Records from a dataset
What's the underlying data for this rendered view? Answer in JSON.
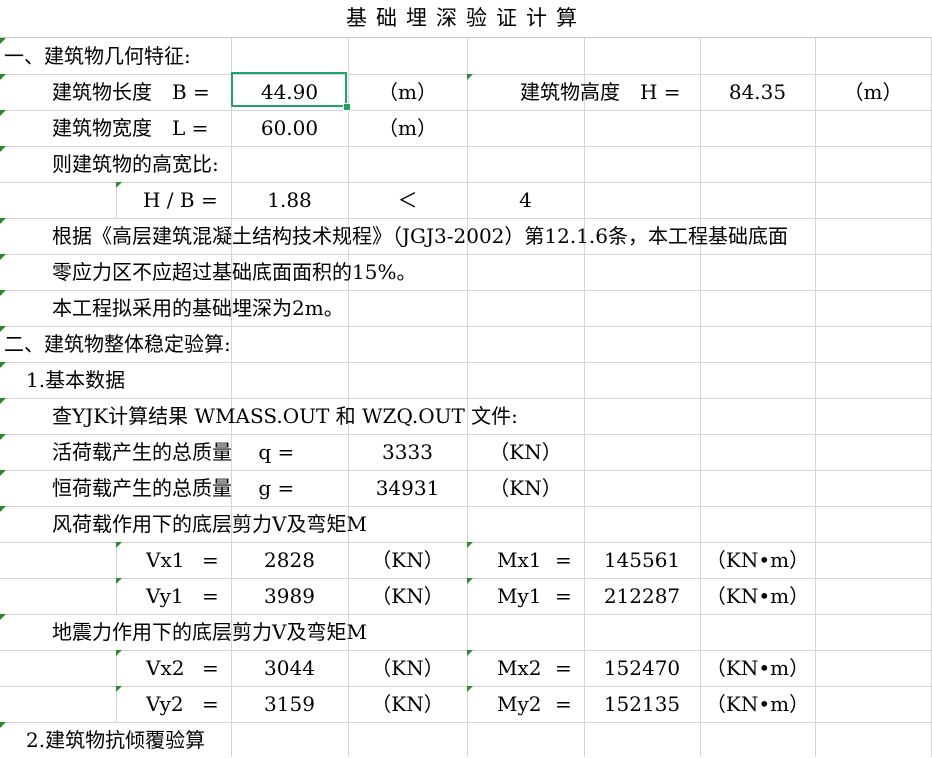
{
  "title": "基础埋深验证计算",
  "section1": {
    "heading": "一、建筑物几何特征:",
    "length_label": "建筑物长度　B =",
    "length_value": "44.90",
    "unit_m": "（m）",
    "height_label": "建筑物高度　H =",
    "height_value": "84.35",
    "width_label": "建筑物宽度　L =",
    "width_value": "60.00",
    "ratio_intro": "则建筑物的高宽比:",
    "ratio_label": "H / B =",
    "ratio_value": "1.88",
    "ratio_compare": "＜",
    "ratio_limit": "4",
    "note1": "根据《高层建筑混凝土结构技术规程》（JGJ3-2002）第12.1.6条，本工程基础底面",
    "note2": "零应力区不应超过基础底面面积的15%。",
    "note3": "本工程拟采用的基础埋深为2m。"
  },
  "section2": {
    "heading": "二、建筑物整体稳定验算:",
    "sub1": "1.基本数据",
    "lookup": "查YJK计算结果 WMASS.OUT 和 WZQ.OUT 文件:",
    "live_label": "活荷载产生的总质量　 q =",
    "live_value": "3333",
    "dead_label": "恒荷载产生的总质量　 g =",
    "dead_value": "34931",
    "unit_kn": "（KN）",
    "unit_knm": "（KN•m）",
    "eq": "=",
    "wind_heading": "风荷载作用下的底层剪力V及弯矩M",
    "seismic_heading": "地震力作用下的底层剪力V及弯矩M",
    "vx1": "Vx1",
    "vx1_value": "2828",
    "mx1": "Mx1",
    "mx1_value": "145561",
    "vy1": "Vy1",
    "vy1_value": "3989",
    "my1": "My1",
    "my1_value": "212287",
    "vx2": "Vx2",
    "vx2_value": "3044",
    "mx2": "Mx2",
    "mx2_value": "152470",
    "vy2": "Vy2",
    "vy2_value": "3159",
    "my2": "My2",
    "my2_value": "152135",
    "sub2": "2.建筑物抗倾覆验算"
  }
}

# [Work instructions]
Retype everything in the material word for word, minus pictures.

# [Answer to the task]
What's the underlying data for this rendered view? Answer in JSON.
{
  "title": "基础埋深验证计算",
  "section1": {
    "heading": "一、建筑物几何特征:",
    "length_label": "建筑物长度　B =",
    "length_value": "44.90",
    "unit_m": "（m）",
    "height_label": "建筑物高度　H =",
    "height_value": "84.35",
    "width_label": "建筑物宽度　L =",
    "width_value": "60.00",
    "ratio_intro": "则建筑物的高宽比:",
    "ratio_label": "H / B =",
    "ratio_value": "1.88",
    "ratio_compare": "＜",
    "ratio_limit": "4",
    "note1": "根据《高层建筑混凝土结构技术规程》（JGJ3-2002）第12.1.6条，本工程基础底面",
    "note2": "零应力区不应超过基础底面面积的15%。",
    "note3": "本工程拟采用的基础埋深为2m。"
  },
  "section2": {
    "heading": "二、建筑物整体稳定验算:",
    "sub1": "1.基本数据",
    "lookup": "查YJK计算结果 WMASS.OUT 和 WZQ.OUT 文件:",
    "live_label": "活荷载产生的总质量　 q =",
    "live_value": "3333",
    "dead_label": "恒荷载产生的总质量　 g =",
    "dead_value": "34931",
    "unit_kn": "（KN）",
    "unit_knm": "（KN•m）",
    "eq": "=",
    "wind_heading": "风荷载作用下的底层剪力V及弯矩M",
    "seismic_heading": "地震力作用下的底层剪力V及弯矩M",
    "vx1": "Vx1",
    "vx1_value": "2828",
    "mx1": "Mx1",
    "mx1_value": "145561",
    "vy1": "Vy1",
    "vy1_value": "3989",
    "my1": "My1",
    "my1_value": "212287",
    "vx2": "Vx2",
    "vx2_value": "3044",
    "mx2": "Mx2",
    "mx2_value": "152470",
    "vy2": "Vy2",
    "vy2_value": "3159",
    "my2": "My2",
    "my2_value": "152135",
    "sub2": "2.建筑物抗倾覆验算"
  }
}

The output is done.